◆ PROBLEMS TO SOLVE:
[a] Summarize the post on Schjeldahl and Monet in two sentences.
[b] Retype the post on Schjeldahl and Monet, starting with "Schjeldahl on Monet: A" and going on through "room at MOMA.".
--- PAGE TEXT ---
Tuesday, September 29, 2009

Schjeldahl on Monet: A literary colorama

I read Peter Schjeldahl for his deep knowledge of art & because he dismisses theory out of hand unless it can back itself up. He's there for the art, not the cleverness of critics. It's a minor paradox, perhaps, that someone so besotted with visual glories finds words a sufficient medium to lavish his love. But what words! If he were a painter, I'd say he combines technique, experience & firm intentions with a faith that, through improvisation, inspiration must be sought.

Here's Schjeldahl on Claude Monet's gigantic triptych of water lilies, recently reinstalled in its own room at MOMA.

MonetsWaterLiliesMOMA
"Water Lilies," Claude Monet

"Get as close as you like to the nubbly surfaces of the triptych, with its candid brushstrokes that skitter and clot; your gaze will stay drenched in an aqueous sublime. Pinkish summer clouds aren’t so much reflected as drowned in turquoise, violet, and mud-green depths. Monet knew palpably, at each point, what all his colors were up to. Everything answers, resoundingly, to everything else. The tone of the next biggest, single-panel panorama is a soprano, silvery shimmer, suggesting water less than polychrome steam. Smaller canvases include 'The Japanese Footbridge'—with its startling reds—and a moist fury of flowering agapanthus. Last one in’s a rotten egg."
--- RAW DATA ---
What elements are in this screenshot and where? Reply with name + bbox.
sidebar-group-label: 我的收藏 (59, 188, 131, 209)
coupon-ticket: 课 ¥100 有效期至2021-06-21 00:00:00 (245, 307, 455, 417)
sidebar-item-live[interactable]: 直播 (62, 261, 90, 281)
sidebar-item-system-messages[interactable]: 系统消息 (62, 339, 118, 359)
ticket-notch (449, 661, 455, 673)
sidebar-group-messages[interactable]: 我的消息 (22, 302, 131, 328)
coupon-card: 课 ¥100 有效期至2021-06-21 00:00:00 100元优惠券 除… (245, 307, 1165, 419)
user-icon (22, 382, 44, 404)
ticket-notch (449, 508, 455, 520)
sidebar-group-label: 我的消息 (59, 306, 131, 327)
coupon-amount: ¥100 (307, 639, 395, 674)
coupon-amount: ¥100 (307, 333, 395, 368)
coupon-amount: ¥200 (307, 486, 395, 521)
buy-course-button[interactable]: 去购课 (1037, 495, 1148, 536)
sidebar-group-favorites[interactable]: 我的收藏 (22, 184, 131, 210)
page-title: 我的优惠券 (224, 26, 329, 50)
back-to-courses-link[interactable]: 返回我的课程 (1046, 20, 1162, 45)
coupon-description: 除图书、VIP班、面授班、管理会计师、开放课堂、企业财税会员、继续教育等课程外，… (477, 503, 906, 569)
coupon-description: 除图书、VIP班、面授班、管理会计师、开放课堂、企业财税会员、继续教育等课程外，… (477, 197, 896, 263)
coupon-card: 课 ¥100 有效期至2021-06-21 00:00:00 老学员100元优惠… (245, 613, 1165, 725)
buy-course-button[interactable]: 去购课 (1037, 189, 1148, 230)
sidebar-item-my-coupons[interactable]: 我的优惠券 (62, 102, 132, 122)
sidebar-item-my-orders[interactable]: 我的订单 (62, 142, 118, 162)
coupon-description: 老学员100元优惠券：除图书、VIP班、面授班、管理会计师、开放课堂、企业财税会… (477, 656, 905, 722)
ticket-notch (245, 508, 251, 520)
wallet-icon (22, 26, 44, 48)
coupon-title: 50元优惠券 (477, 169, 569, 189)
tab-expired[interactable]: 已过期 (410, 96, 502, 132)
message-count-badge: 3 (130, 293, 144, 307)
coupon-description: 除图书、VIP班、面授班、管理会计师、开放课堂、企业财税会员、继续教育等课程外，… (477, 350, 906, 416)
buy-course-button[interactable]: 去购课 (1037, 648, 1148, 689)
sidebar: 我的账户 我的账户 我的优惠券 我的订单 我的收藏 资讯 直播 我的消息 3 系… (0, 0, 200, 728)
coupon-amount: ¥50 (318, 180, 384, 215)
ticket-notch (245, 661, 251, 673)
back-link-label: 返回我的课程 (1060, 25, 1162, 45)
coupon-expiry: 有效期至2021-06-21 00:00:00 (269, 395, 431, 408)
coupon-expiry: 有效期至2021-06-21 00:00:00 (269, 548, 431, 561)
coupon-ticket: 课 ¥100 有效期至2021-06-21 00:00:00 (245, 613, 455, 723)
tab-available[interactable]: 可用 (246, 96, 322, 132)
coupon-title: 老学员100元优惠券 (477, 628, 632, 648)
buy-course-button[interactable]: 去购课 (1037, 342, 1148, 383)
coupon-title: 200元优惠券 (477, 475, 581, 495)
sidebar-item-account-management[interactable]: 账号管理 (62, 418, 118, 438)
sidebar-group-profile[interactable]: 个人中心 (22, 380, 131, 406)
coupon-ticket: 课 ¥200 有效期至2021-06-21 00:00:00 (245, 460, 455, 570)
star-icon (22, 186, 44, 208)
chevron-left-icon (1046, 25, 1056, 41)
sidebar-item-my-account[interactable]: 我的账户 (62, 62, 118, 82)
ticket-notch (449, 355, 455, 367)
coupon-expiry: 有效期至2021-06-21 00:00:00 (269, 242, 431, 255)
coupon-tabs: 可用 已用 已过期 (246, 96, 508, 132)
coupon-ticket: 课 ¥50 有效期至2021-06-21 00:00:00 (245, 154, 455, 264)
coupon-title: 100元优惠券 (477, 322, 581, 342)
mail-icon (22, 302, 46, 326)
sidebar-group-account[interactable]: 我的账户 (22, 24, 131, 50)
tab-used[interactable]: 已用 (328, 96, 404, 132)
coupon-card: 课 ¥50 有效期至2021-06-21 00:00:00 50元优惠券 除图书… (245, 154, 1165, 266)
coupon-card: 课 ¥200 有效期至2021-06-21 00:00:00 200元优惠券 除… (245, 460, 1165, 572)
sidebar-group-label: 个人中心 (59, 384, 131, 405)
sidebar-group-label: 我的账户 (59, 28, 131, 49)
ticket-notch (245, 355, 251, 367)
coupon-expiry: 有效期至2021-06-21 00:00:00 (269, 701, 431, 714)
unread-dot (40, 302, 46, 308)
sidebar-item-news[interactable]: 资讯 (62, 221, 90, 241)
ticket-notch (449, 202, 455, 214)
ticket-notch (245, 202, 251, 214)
---
◆ OUTPUTS IN ORDER:
[a] The writer reads Peter Schjeldahl for his deep knowledge of art and for his dismissal of any theory that cannot back itself up, and admires the words he uses to lavish his love on visual glories. The post then presents Schjeldahl on Claude Monet's gigantic triptych of water lilies, recently reinstalled in its own room at MOMA, where he describes how the gaze stays drenched in an aqueous sublime and how everything answers to everything else.

[b]
Schjeldahl on Monet: A literary colorama

I read Peter Schjeldahl for his deep knowledge of art & because he dismisses theory out of hand unless it can back itself up. He's there for the art, not the cleverness of critics. It's a minor paradox, perhaps, that someone so besotted with visual glories finds words a sufficient medium to lavish his love. But what words! If he were a painter, I'd say he combines technique, experience & firm intentions with a faith that, through improvisation, inspiration must be sought.

Here's Schjeldahl on Claude Monet's gigantic triptych of water lilies, recently reinstalled in its own room at MOMA.